** REQUEST **
Take down each entry exactly as written.

Extracted records
────────────────────────────────────────
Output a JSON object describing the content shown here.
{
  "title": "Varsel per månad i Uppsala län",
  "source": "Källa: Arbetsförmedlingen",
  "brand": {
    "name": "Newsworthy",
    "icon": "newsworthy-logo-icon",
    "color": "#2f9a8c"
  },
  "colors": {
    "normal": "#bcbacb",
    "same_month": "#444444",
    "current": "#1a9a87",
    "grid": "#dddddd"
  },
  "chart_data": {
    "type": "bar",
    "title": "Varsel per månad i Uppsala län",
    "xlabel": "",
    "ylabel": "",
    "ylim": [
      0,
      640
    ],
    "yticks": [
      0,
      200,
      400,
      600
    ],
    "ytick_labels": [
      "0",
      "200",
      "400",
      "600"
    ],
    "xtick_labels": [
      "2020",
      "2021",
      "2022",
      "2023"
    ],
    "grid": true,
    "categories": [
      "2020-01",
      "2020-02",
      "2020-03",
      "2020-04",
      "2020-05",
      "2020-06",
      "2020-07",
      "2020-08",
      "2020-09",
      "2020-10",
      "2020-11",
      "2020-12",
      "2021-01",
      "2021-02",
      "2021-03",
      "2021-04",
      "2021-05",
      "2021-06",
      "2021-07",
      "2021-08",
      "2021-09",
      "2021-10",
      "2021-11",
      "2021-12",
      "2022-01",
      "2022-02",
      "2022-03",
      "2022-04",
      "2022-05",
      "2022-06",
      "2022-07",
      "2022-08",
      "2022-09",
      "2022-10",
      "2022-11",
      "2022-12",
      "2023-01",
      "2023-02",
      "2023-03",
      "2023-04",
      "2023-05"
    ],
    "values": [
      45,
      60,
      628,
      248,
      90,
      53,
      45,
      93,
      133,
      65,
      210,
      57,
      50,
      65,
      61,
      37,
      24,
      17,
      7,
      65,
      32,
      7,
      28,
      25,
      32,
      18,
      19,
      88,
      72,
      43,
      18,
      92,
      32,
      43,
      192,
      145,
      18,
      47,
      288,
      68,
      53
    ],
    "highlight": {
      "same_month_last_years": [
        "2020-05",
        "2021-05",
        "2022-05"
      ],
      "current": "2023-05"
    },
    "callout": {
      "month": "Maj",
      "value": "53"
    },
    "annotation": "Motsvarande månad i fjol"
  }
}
────────────────────────────────────────
** SOLVED EXERCISE **
Output a JSON object describing the content shown here.
{
  "title": "Varsel per månad i Uppsala län",
  "source": "Källa: Arbetsförmedlingen",
  "brand": {
    "name": "Newsworthy",
    "icon": "newsworthy-logo-icon",
    "color": "#2f9a8c"
  },
  "colors": {
    "normal": "#bcbacb",
    "same_month": "#444444",
    "current": "#1a9a87",
    "grid": "#dddddd"
  },
  "chart_data": {
    "type": "bar",
    "title": "Varsel per månad i Uppsala län",
    "xlabel": "",
    "ylabel": "",
    "ylim": [
      0,
      640
    ],
    "yticks": [
      0,
      200,
      400,
      600
    ],
    "ytick_labels": [
      "0",
      "200",
      "400",
      "600"
    ],
    "xtick_labels": [
      "2020",
      "2021",
      "2022",
      "2023"
    ],
    "grid": true,
    "categories": [
      "2020-01",
      "2020-02",
      "2020-03",
      "2020-04",
      "2020-05",
      "2020-06",
      "2020-07",
      "2020-08",
      "2020-09",
      "2020-10",
      "2020-11",
      "2020-12",
      "2021-01",
      "2021-02",
      "2021-03",
      "2021-04",
      "2021-05",
      "2021-06",
      "2021-07",
      "2021-08",
      "2021-09",
      "2021-10",
      "2021-11",
      "2021-12",
      "2022-01",
      "2022-02",
      "2022-03",
      "2022-04",
      "2022-05",
      "2022-06",
      "2022-07",
      "2022-08",
      "2022-09",
      "2022-10",
      "2022-11",
      "2022-12",
      "2023-01",
      "2023-02",
      "2023-03",
      "2023-04",
      "2023-05"
    ],
    "values": [
      45,
      60,
      628,
      248,
      90,
      53,
      45,
      93,
      133,
      65,
      210,
      57,
      50,
      65,
      61,
      37,
      24,
      17,
      7,
      65,
      32,
      7,
      28,
      25,
      32,
      18,
      19,
      88,
      72,
      43,
      18,
      92,
      32,
      43,
      192,
      145,
      18,
      47,
      288,
      68,
      53
    ],
    "highlight": {
      "same_month_last_years": [
        "2020-05",
        "2021-05",
        "2022-05"
      ],
      "current": "2023-05"
    },
    "callout": {
      "month": "Maj",
      "value": "53"
    },
    "annotation": "Motsvarande månad i fjol"
  }
}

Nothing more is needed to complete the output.